Saved data entries:
## begin
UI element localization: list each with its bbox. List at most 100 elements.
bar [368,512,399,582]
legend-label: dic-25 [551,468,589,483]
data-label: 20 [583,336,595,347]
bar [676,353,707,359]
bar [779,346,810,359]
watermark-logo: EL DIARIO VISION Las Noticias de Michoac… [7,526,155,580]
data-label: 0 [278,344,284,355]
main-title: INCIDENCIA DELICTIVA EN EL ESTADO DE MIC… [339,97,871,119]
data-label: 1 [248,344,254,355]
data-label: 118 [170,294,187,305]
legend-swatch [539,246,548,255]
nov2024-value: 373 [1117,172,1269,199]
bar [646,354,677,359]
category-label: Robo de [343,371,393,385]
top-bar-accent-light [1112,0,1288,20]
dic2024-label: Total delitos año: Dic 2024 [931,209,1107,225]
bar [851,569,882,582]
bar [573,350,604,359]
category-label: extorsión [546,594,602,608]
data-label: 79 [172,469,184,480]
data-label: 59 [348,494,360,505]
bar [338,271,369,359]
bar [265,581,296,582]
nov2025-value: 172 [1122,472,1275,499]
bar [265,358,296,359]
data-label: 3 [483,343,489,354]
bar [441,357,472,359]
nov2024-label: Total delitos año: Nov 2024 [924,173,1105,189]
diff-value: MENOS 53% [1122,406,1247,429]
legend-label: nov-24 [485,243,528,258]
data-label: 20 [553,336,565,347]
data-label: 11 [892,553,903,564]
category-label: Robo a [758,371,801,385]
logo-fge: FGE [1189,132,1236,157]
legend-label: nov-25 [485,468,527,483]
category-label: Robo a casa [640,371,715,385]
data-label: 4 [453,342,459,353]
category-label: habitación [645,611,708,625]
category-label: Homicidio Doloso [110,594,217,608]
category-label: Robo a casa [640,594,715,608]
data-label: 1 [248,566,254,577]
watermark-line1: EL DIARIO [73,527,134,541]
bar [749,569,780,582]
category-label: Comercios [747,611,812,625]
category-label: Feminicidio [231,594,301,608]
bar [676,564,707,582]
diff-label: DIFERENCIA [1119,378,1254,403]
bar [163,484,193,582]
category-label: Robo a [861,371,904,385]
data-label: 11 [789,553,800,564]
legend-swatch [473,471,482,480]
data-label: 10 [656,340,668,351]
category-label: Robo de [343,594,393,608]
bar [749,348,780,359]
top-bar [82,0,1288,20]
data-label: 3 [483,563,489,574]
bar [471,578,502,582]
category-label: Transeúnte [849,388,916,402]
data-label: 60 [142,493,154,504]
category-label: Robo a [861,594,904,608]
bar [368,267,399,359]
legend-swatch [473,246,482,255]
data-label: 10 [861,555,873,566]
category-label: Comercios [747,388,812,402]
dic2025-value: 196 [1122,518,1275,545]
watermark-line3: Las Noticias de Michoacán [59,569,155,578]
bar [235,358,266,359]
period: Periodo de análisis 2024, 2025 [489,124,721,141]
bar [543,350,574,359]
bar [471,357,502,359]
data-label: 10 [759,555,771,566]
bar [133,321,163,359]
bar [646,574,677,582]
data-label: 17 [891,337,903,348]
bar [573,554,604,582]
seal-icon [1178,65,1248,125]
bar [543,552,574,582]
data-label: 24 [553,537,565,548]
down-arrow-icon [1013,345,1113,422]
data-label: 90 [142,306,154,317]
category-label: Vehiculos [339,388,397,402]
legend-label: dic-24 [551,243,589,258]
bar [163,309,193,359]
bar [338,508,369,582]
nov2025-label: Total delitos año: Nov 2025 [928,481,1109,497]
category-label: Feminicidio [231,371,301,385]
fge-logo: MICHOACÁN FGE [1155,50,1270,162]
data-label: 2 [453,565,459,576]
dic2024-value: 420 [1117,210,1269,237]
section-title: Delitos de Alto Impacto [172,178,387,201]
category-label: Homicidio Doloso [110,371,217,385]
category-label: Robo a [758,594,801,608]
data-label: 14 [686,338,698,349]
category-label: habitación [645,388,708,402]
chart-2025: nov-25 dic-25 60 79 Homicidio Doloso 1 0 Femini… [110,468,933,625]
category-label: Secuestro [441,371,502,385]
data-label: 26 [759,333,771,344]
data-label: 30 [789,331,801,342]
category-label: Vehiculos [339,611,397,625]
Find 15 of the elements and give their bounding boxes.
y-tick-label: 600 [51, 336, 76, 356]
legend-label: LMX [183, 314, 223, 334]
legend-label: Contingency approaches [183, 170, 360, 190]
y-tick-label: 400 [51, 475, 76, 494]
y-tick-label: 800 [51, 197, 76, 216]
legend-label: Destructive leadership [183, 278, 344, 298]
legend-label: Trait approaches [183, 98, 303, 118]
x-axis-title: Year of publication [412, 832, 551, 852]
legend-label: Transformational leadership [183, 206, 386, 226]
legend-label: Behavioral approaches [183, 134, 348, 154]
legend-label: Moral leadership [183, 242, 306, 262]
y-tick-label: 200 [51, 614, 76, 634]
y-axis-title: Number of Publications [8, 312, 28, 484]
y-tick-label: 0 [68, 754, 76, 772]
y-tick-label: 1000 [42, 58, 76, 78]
## end
__EXERCISE DETAILS__.
Return all of the data above line for line, without changing anything.

__TASK SOLUTION__.
UI element localization: list each with its bbox. List at most 100 elements.
bar [368,512,399,582]
legend-label: dic-25 [551,468,589,483]
data-label: 20 [583,336,595,347]
bar [676,353,707,359]
bar [779,346,810,359]
watermark-logo: EL DIARIO VISION Las Noticias de Michoac… [7,526,155,580]
data-label: 0 [278,344,284,355]
main-title: INCIDENCIA DELICTIVA EN EL ESTADO DE MIC… [339,97,871,119]
data-label: 1 [248,344,254,355]
data-label: 118 [170,294,187,305]
legend-swatch [539,246,548,255]
nov2024-value: 373 [1117,172,1269,199]
bar [646,354,677,359]
category-label: Robo de [343,371,393,385]
top-bar-accent-light [1112,0,1288,20]
dic2024-label: Total delitos año: Dic 2024 [931,209,1107,225]
bar [851,569,882,582]
bar [573,350,604,359]
category-label: extorsión [546,594,602,608]
data-label: 79 [172,469,184,480]
data-label: 59 [348,494,360,505]
bar [338,271,369,359]
bar [265,581,296,582]
nov2025-value: 172 [1122,472,1275,499]
bar [265,358,296,359]
data-label: 3 [483,343,489,354]
bar [441,357,472,359]
nov2024-label: Total delitos año: Nov 2024 [924,173,1105,189]
diff-value: MENOS 53% [1122,406,1247,429]
legend-label: nov-24 [485,243,528,258]
data-label: 20 [553,336,565,347]
data-label: 11 [892,553,903,564]
category-label: Robo a [758,371,801,385]
logo-fge: FGE [1189,132,1236,157]
legend-label: nov-25 [485,468,527,483]
category-label: Robo a casa [640,371,715,385]
data-label: 4 [453,342,459,353]
category-label: habitación [645,611,708,625]
category-label: Homicidio Doloso [110,594,217,608]
category-label: Robo a casa [640,594,715,608]
data-label: 1 [248,566,254,577]
watermark-line1: EL DIARIO [73,527,134,541]
bar [749,569,780,582]
category-label: Comercios [747,611,812,625]
category-label: Feminicidio [231,594,301,608]
bar [676,564,707,582]
diff-label: DIFERENCIA [1119,378,1254,403]
bar [163,484,193,582]
category-label: Robo a [861,371,904,385]
data-label: 11 [789,553,800,564]
legend-swatch [473,471,482,480]
data-label: 10 [656,340,668,351]
category-label: Robo de [343,594,393,608]
bar [749,348,780,359]
top-bar [82,0,1288,20]
data-label: 3 [483,563,489,574]
bar [471,578,502,582]
category-label: Transeúnte [849,388,916,402]
data-label: 60 [142,493,154,504]
category-label: Robo a [861,594,904,608]
bar [368,267,399,359]
legend-swatch [473,246,482,255]
data-label: 10 [861,555,873,566]
category-label: Comercios [747,388,812,402]
dic2025-value: 196 [1122,518,1275,545]
watermark-line3: Las Noticias de Michoacán [59,569,155,578]
bar [235,358,266,359]
period: Periodo de análisis 2024, 2025 [489,124,721,141]
bar [543,350,574,359]
bar [471,357,502,359]
data-label: 10 [759,555,771,566]
bar [133,321,163,359]
bar [646,574,677,582]
data-label: 17 [891,337,903,348]
bar [573,554,604,582]
seal-icon [1178,65,1248,125]
bar [543,552,574,582]
data-label: 24 [553,537,565,548]
down-arrow-icon [1013,345,1113,422]
data-label: 90 [142,306,154,317]
category-label: Vehiculos [339,388,397,402]
legend-label: dic-24 [551,243,589,258]
bar [163,309,193,359]
bar [338,508,369,582]
nov2025-label: Total delitos año: Nov 2025 [928,481,1109,497]
category-label: Feminicidio [231,371,301,385]
fge-logo: MICHOACÁN FGE [1155,50,1270,162]
data-label: 2 [453,565,459,576]
dic2024-value: 420 [1117,210,1269,237]
section-title: Delitos de Alto Impacto [172,178,387,201]
category-label: Homicidio Doloso [110,371,217,385]
category-label: Robo a [758,594,801,608]
data-label: 14 [686,338,698,349]
category-label: habitación [645,388,708,402]
chart-2025: nov-25 dic-25 60 79 Homicidio Doloso 1 0 Femini… [110,468,933,625]
category-label: Secuestro [441,371,502,385]
data-label: 26 [759,333,771,344]
data-label: 30 [789,331,801,342]
category-label: Vehiculos [339,611,397,625]
Find 15 of the elements and give their bounding boxes.
y-tick-label: 600 [51, 336, 76, 356]
legend-label: LMX [183, 314, 223, 334]
legend-label: Contingency approaches [183, 170, 360, 190]
y-tick-label: 400 [51, 475, 76, 494]
y-tick-label: 800 [51, 197, 76, 216]
legend-label: Destructive leadership [183, 278, 344, 298]
legend-label: Trait approaches [183, 98, 303, 118]
x-axis-title: Year of publication [412, 832, 551, 852]
legend-label: Transformational leadership [183, 206, 386, 226]
legend-label: Behavioral approaches [183, 134, 348, 154]
legend-label: Moral leadership [183, 242, 306, 262]
y-tick-label: 200 [51, 614, 76, 634]
y-axis-title: Number of Publications [8, 312, 28, 484]
y-tick-label: 0 [68, 754, 76, 772]
y-tick-label: 1000 [42, 58, 76, 78]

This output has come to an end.